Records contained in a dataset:
□ □ □
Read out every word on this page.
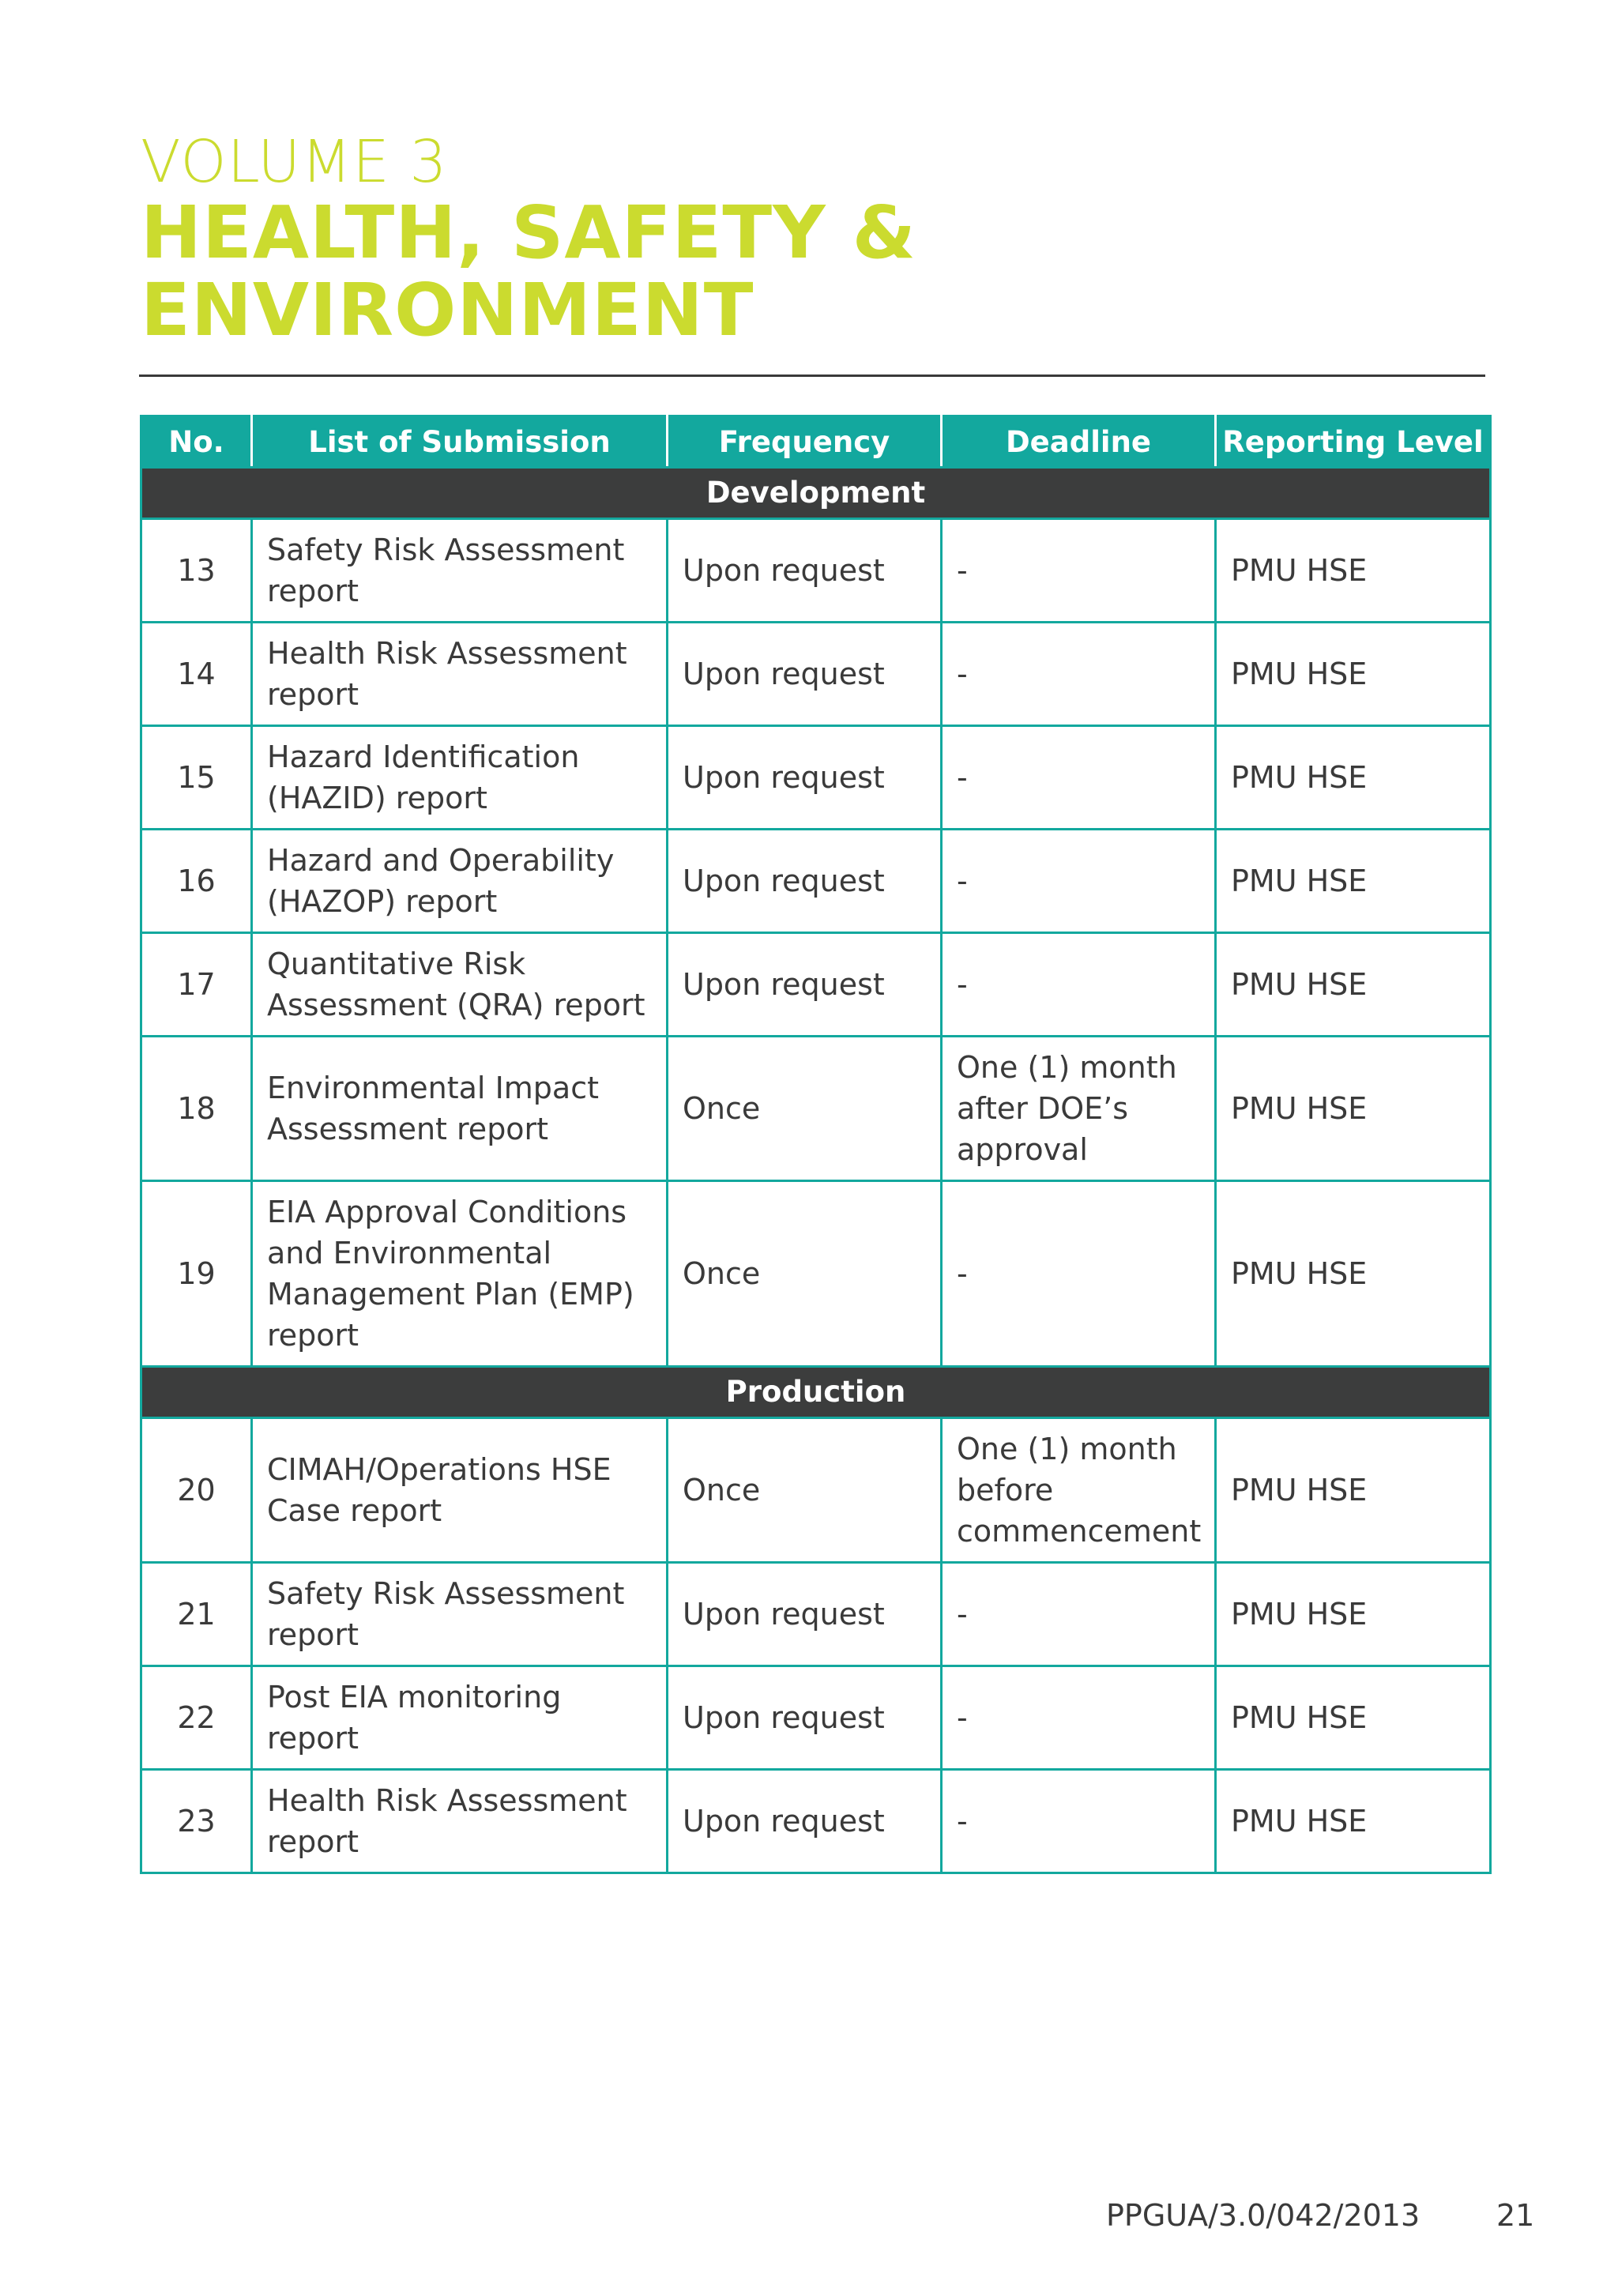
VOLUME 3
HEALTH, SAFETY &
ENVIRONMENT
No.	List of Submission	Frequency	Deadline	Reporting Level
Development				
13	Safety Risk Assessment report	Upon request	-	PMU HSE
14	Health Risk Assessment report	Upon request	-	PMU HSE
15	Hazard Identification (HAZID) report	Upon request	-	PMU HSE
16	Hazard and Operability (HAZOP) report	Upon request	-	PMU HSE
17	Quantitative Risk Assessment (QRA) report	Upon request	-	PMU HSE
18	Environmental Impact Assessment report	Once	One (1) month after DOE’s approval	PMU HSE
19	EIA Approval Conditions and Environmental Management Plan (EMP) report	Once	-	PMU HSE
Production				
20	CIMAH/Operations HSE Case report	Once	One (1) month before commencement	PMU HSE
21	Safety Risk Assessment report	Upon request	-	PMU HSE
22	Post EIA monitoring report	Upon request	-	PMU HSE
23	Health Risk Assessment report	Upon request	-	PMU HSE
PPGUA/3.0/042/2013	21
□ □ □
- **Description of the task**: Transcribe every line from the records above without alteration, and leave out the images.

- **Result for this task**:
Read out every word on this page.
VOLUME 3
HEALTH, SAFETY &
ENVIRONMENT
No.	List of Submission	Frequency	Deadline	Reporting Level
Development				
13	Safety Risk Assessment report	Upon request	-	PMU HSE
14	Health Risk Assessment report	Upon request	-	PMU HSE
15	Hazard Identification (HAZID) report	Upon request	-	PMU HSE
16	Hazard and Operability (HAZOP) report	Upon request	-	PMU HSE
17	Quantitative Risk Assessment (QRA) report	Upon request	-	PMU HSE
18	Environmental Impact Assessment report	Once	One (1) month after DOE’s approval	PMU HSE
19	EIA Approval Conditions and Environmental Management Plan (EMP) report	Once	-	PMU HSE
Production				
20	CIMAH/Operations HSE Case report	Once	One (1) month before commencement	PMU HSE
21	Safety Risk Assessment report	Upon request	-	PMU HSE
22	Post EIA monitoring report	Upon request	-	PMU HSE
23	Health Risk Assessment report	Upon request	-	PMU HSE
PPGUA/3.0/042/2013	21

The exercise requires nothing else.